### SEZIONE DEL DOCUMENTO
----------------------------------------
Oltre 1000 km in 13 giorni, con un budget di circa 100 euro al giorno in due

Così si è conclusa la nostra avventura di 1124km percorsi, in 13 giorni, con 86 km al giorno in media. Questi sono viaggi che non si dimenticano mai, che arricchiscono la vita, con un'esperienza l'unica. Ci siamo anche appuntati alcuni insegnamenti per i nostri prossimi viaggi:

1. bisogna portare solo strettamente necessario e viaggiare leggeri, quello che manca si compra;

2. bisogna essere buoni compagni di viaggio, in quanto la stanchezza, il caldo o gli imprevisti possono scoraggiare;

3. essere pronti agli imprevisti, eventualmente cambiare programma, addatarsi;

Per dormire abbiamo scelto alberghi o B&B, si trovano anche in agosto, l'importante è assicurarsi se hanno un posto dove lasciare le bici durante la notte

Per mangiare avevamo il fornellino, e compravamo il cibo di volta in volta nei supermercati.

Come spesa complessiva, nonostante fosse agosto, la cifra per due persone (mangiare dormire) si aggira attorno 100 euro al giorno in due, ovviamente senza grandi pretese.
----------------------------------------
### ATTIVITÀ
Ricopia identico il passo del racconto del viaggio che comincia con le parole "Per dormire abbiamo" e termina dopo "senza grandi pretese.". Il materiale proviene da un'altra fonte.

[Voci del dataset]
----------------------------------------
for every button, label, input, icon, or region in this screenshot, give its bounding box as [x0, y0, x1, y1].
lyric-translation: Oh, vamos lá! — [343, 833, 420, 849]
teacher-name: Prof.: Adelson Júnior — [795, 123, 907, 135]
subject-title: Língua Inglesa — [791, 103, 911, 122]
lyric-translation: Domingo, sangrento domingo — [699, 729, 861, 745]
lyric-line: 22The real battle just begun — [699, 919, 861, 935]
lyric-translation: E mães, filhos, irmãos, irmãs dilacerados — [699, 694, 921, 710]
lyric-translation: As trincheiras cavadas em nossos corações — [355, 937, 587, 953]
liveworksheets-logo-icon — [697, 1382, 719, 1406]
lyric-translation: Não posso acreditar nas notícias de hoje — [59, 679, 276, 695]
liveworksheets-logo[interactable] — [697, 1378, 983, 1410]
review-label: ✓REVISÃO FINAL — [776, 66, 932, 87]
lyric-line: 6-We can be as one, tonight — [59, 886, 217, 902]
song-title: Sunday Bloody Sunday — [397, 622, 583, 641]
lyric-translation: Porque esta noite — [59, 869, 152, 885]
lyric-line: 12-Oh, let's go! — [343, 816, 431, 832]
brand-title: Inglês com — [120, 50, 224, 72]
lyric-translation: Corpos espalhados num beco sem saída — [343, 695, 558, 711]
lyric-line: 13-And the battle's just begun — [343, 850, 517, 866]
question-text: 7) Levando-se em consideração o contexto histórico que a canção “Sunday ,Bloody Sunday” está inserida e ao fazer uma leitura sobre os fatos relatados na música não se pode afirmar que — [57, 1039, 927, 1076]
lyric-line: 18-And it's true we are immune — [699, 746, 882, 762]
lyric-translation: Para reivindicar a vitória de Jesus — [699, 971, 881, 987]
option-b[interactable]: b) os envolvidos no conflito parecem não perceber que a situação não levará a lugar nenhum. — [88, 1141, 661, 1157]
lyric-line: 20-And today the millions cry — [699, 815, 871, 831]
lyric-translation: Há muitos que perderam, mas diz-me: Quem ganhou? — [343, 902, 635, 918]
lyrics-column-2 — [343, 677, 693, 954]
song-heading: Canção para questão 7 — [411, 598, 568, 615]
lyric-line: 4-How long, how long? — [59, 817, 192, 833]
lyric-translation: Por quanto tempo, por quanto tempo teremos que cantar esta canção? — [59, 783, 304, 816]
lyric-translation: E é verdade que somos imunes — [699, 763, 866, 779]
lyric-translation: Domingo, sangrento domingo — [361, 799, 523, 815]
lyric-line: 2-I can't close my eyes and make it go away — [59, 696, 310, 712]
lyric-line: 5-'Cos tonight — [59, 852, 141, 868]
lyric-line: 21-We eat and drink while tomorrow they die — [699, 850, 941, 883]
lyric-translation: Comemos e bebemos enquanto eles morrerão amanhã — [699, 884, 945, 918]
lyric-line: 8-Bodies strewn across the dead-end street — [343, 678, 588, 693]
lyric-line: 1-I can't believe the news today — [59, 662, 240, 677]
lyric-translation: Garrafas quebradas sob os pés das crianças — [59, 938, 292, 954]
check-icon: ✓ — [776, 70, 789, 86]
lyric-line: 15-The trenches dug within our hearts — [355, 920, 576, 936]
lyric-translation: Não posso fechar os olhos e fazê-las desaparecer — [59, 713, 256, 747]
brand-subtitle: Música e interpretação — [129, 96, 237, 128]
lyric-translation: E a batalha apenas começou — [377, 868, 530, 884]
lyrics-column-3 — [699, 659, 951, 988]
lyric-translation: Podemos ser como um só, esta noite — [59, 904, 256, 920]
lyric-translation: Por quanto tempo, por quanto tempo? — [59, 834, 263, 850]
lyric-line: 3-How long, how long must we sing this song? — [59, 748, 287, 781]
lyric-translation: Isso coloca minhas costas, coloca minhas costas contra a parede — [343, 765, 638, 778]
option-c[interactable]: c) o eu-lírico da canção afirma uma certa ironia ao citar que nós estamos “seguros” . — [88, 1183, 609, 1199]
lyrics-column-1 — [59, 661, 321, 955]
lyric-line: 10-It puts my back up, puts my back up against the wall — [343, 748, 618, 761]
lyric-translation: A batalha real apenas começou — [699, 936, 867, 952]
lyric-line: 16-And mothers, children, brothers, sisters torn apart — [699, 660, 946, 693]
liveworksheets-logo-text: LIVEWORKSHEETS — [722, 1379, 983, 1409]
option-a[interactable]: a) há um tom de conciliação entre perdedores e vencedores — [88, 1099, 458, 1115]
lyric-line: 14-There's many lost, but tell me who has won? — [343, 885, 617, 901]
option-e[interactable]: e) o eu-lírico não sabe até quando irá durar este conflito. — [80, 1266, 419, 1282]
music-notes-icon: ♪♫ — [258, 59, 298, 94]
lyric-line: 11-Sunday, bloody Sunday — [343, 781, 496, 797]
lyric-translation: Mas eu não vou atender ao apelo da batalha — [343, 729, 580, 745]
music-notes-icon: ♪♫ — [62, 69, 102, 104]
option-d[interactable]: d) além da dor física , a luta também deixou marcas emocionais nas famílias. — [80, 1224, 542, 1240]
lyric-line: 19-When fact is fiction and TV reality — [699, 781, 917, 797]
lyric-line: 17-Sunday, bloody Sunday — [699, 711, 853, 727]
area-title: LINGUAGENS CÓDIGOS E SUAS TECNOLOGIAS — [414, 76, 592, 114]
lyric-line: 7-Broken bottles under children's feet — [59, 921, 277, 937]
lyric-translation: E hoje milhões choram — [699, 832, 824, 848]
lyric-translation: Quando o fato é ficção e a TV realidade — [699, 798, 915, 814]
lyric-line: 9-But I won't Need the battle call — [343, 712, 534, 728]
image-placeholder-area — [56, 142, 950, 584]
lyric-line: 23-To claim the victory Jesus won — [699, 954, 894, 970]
----------------------------------------
### RISULTATO
Per dormire abbiamo scelto alberghi o B&B, si trovano anche in agosto, l'importante è assicurarsi se hanno un posto dove lasciare le bici durante la notte

Per mangiare avevamo il fornellino, e compravamo il cibo di volta in volta nei supermercati.

Come spesa complessiva, nonostante fosse agosto, la cifra per due persone (mangiare dormire) si aggira attorno 100 euro al giorno in due, ovviamente senza grandi pretese.